◆ **Text provided**:
Queen of the Northern Palace of Hanthawaddy
- Tenure: c. April 1392 – c. 1421
- Predecessor: Tala Mi Daw
- Successor: unknown
- Spouse: Razadarit
- House: Hanthawaddy Pegu
- Father: Saw Ye-Bein
- Religion: Theravada Buddhism

= Mwei Auk =

Lawka Dewi Mwei Auk (လောကဒေဝီ မွေ့အောက်, /my/) was a principal queen consort of King Razadarit of Hanthawaddy Pegu from 1392 to 1421.

==Brief==
According to the Razadarit Ayedawbon chronicle, the queen was the middle daughter of Saw Ye-Bein, a senior minister at the Hanthawaddy court. Her personal name was Mwei Auk (မွေ့အောက်). She had an elder sister Mwei Ohn-Naung and a younger sister Mi U-Si In April 1392, she became a senior queen of King Razadarit, with the title of Lawka Dewi (Lokadevī). Her two sisters were also raised as queens at the same ceremony.

◆ **Exercise details**: Reproduce the entire article on Mwei Auk above, word for word and unchanged.

◆ **Extracted material**:

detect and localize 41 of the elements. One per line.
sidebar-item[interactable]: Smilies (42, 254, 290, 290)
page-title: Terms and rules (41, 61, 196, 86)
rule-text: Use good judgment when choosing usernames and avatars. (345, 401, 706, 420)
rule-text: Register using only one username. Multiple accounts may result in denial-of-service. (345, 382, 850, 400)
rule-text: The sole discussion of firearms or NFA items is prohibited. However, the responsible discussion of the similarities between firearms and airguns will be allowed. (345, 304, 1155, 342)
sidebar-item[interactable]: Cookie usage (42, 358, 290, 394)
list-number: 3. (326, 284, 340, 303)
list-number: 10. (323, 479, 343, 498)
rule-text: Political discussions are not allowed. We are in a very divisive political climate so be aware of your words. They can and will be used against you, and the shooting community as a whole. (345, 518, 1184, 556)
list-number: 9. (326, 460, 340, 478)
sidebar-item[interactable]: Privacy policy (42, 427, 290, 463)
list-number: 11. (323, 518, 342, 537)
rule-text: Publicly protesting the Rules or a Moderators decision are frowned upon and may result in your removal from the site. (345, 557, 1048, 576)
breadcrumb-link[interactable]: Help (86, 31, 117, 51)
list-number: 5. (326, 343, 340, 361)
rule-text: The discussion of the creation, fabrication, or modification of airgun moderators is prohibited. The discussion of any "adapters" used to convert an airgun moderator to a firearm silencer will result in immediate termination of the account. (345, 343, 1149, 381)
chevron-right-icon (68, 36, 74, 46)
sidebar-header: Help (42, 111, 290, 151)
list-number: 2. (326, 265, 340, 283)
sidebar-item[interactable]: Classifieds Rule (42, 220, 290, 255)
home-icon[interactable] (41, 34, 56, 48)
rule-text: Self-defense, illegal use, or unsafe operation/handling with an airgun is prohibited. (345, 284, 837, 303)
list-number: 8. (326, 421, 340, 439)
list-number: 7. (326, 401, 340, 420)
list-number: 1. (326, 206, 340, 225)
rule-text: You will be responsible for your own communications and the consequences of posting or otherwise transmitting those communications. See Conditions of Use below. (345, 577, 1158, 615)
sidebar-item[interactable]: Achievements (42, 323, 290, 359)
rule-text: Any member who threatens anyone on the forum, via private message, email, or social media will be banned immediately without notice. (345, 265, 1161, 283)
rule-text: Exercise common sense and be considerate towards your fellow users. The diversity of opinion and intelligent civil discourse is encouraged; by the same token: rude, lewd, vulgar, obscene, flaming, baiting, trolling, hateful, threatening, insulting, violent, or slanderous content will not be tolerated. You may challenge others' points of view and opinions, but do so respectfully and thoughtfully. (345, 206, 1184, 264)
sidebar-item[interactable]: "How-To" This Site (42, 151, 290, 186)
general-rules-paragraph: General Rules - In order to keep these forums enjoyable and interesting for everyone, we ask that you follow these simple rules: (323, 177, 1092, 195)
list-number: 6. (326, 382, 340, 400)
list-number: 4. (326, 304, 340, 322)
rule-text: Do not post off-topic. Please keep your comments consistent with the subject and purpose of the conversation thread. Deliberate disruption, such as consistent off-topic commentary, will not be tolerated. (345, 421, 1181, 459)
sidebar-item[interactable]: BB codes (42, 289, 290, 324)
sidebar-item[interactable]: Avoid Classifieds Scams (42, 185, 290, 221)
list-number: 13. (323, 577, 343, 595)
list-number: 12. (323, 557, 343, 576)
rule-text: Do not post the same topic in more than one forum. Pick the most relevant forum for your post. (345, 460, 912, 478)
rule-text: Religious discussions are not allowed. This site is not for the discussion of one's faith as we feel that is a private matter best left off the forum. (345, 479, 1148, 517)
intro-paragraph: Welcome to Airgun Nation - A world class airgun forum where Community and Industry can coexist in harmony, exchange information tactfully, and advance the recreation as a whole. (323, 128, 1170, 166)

◆ **Problem solution**:
Queen of the Northern Palace of Hanthawaddy
- Tenure: c. April 1392 – c. 1421
- Predecessor: Tala Mi Daw
- Successor: unknown
- Spouse: Razadarit
- House: Hanthawaddy Pegu
- Father: Saw Ye-Bein
- Religion: Theravada Buddhism

= Mwei Auk =

Lawka Dewi Mwei Auk (လောကဒေဝီ မွေ့အောက်, /my/) was a principal queen consort of King Razadarit of Hanthawaddy Pegu from 1392 to 1421.

==Brief==
According to the Razadarit Ayedawbon chronicle, the queen was the middle daughter of Saw Ye-Bein, a senior minister at the Hanthawaddy court. Her personal name was Mwei Auk (မွေ့အောက်). She had an elder sister Mwei Ohn-Naung and a younger sister Mi U-Si In April 1392, she became a senior queen of King Razadarit, with the title of Lawka Dewi (Lokadevī). Her two sisters were also raised as queens at the same ceremony.